▶ **THE REQUEST**
Check each line of the records below and collect those that include the word "estudio".

[Dataset items]
━━━━━━━━━━━━━━━━━━━━

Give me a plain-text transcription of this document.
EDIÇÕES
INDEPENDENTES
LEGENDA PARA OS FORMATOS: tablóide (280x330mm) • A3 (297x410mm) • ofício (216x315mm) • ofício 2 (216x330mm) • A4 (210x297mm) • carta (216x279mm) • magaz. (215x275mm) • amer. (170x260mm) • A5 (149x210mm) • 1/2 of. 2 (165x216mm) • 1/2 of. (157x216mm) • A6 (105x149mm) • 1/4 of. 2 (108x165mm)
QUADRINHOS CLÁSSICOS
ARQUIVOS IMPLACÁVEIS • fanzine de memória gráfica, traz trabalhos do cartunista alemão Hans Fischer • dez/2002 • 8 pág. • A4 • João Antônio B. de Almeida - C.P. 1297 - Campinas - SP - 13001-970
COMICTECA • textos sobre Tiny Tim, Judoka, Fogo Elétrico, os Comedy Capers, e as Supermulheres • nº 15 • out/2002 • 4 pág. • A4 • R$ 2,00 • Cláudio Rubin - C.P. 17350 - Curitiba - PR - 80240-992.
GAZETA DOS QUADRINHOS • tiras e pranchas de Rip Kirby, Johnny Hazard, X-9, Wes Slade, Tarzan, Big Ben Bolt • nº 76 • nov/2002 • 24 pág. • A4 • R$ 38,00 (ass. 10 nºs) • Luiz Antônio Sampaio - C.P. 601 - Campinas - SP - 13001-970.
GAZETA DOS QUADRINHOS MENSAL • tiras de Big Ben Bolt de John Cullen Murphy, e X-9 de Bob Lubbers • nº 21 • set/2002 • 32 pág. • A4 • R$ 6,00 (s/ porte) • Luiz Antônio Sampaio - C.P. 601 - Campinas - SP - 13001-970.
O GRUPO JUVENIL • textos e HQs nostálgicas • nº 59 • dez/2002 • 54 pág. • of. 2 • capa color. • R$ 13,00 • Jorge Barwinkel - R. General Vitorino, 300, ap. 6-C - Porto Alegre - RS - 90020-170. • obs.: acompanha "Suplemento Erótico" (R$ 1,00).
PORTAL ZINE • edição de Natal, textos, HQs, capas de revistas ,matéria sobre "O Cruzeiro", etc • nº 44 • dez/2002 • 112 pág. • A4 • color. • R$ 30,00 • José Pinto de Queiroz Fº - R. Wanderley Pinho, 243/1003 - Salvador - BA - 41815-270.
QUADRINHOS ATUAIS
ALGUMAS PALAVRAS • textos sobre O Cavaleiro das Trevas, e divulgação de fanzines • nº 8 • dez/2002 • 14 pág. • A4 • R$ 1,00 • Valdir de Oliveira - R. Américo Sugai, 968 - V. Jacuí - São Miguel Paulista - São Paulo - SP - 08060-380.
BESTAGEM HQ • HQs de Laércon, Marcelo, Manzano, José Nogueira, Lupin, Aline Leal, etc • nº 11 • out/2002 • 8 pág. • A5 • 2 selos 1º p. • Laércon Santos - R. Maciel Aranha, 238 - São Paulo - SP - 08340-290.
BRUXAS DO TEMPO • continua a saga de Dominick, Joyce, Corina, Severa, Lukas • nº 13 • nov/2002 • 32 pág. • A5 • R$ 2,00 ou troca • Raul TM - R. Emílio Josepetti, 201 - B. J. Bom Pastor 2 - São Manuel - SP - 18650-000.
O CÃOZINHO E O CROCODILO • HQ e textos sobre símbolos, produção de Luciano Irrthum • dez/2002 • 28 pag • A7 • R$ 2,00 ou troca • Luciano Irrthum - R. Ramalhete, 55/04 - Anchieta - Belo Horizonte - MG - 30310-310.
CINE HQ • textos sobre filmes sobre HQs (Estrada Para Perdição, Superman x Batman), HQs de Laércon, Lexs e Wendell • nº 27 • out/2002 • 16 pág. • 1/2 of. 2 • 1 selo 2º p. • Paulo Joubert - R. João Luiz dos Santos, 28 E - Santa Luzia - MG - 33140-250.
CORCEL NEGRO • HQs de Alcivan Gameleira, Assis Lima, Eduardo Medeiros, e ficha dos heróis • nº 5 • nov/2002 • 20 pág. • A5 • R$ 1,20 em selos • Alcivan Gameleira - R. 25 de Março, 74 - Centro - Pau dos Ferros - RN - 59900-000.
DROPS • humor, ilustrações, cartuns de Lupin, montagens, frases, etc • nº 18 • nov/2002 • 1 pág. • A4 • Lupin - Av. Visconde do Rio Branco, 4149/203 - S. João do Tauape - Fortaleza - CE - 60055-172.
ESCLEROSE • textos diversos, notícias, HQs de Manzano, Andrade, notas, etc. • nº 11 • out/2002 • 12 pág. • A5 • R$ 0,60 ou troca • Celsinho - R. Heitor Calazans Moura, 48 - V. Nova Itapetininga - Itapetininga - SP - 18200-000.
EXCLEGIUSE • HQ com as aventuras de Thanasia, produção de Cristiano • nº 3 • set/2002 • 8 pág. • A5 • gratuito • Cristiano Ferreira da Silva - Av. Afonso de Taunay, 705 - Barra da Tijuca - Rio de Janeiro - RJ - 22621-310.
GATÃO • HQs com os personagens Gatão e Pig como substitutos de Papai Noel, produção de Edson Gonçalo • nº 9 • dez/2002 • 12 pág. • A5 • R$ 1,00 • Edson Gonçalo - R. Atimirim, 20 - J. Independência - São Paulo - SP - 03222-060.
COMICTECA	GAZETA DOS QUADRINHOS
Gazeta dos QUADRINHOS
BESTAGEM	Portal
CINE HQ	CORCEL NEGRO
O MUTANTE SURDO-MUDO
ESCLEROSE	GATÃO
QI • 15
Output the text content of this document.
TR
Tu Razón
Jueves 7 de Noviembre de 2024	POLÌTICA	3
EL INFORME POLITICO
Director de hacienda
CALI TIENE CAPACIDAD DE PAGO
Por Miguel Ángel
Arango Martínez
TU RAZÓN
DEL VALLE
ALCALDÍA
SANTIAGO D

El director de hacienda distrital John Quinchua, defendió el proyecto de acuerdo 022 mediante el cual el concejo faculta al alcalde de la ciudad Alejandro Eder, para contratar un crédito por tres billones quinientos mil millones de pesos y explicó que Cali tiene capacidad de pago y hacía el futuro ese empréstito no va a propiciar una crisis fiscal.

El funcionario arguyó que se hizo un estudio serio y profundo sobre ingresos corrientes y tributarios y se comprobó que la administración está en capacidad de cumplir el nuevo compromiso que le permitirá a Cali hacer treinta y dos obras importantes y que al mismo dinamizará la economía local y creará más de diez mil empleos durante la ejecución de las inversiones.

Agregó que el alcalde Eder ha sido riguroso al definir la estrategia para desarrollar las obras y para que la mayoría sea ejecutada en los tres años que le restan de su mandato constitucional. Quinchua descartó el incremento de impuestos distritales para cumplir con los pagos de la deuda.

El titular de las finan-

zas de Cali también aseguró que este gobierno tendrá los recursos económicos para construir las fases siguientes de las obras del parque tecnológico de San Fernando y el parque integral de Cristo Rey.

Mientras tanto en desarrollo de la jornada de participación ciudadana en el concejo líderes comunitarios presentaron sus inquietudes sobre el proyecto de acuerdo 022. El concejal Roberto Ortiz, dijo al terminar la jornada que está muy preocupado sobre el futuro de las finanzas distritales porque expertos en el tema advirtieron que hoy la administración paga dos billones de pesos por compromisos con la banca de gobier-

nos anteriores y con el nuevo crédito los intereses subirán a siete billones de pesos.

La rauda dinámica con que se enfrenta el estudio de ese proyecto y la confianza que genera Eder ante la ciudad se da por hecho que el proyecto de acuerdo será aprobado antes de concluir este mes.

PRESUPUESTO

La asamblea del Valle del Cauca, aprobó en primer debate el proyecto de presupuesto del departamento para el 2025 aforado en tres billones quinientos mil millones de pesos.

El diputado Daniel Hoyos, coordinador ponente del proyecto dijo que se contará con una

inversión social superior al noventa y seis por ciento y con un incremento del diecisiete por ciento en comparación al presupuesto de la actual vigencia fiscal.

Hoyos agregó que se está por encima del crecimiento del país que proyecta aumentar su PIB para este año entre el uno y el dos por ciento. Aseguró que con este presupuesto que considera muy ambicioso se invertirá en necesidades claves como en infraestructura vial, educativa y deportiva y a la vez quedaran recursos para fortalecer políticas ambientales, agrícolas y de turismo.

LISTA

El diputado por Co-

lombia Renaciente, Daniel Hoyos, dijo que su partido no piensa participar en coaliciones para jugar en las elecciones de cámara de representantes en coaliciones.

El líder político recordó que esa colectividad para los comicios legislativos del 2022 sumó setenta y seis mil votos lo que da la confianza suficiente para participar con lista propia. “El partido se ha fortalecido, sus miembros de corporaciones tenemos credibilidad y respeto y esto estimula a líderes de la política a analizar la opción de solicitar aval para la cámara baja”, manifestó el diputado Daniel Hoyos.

━━━━━━━━━━━━━━━━━━━━

▶ **RESPONSE TO THIS EXERCISE**
El funcionario arguyó que se hizo un estudio serio y profundo sobre ingresos corrientes y tributarios y se comprobó que la administración está en capacidad de cumplir el nuevo compromiso que le permitirá a Cali hacer treinta y dos obras importantes y que al mismo dinamizará la economía local y creará más de diez mil empleos durante la ejecución de las inversiones.
La rauda dinámica con que se enfrenta el estudio de ese proyecto y la confianza que genera Eder ante la ciudad se da por hecho que el proyecto de acuerdo será aprobado antes de concluir este mes.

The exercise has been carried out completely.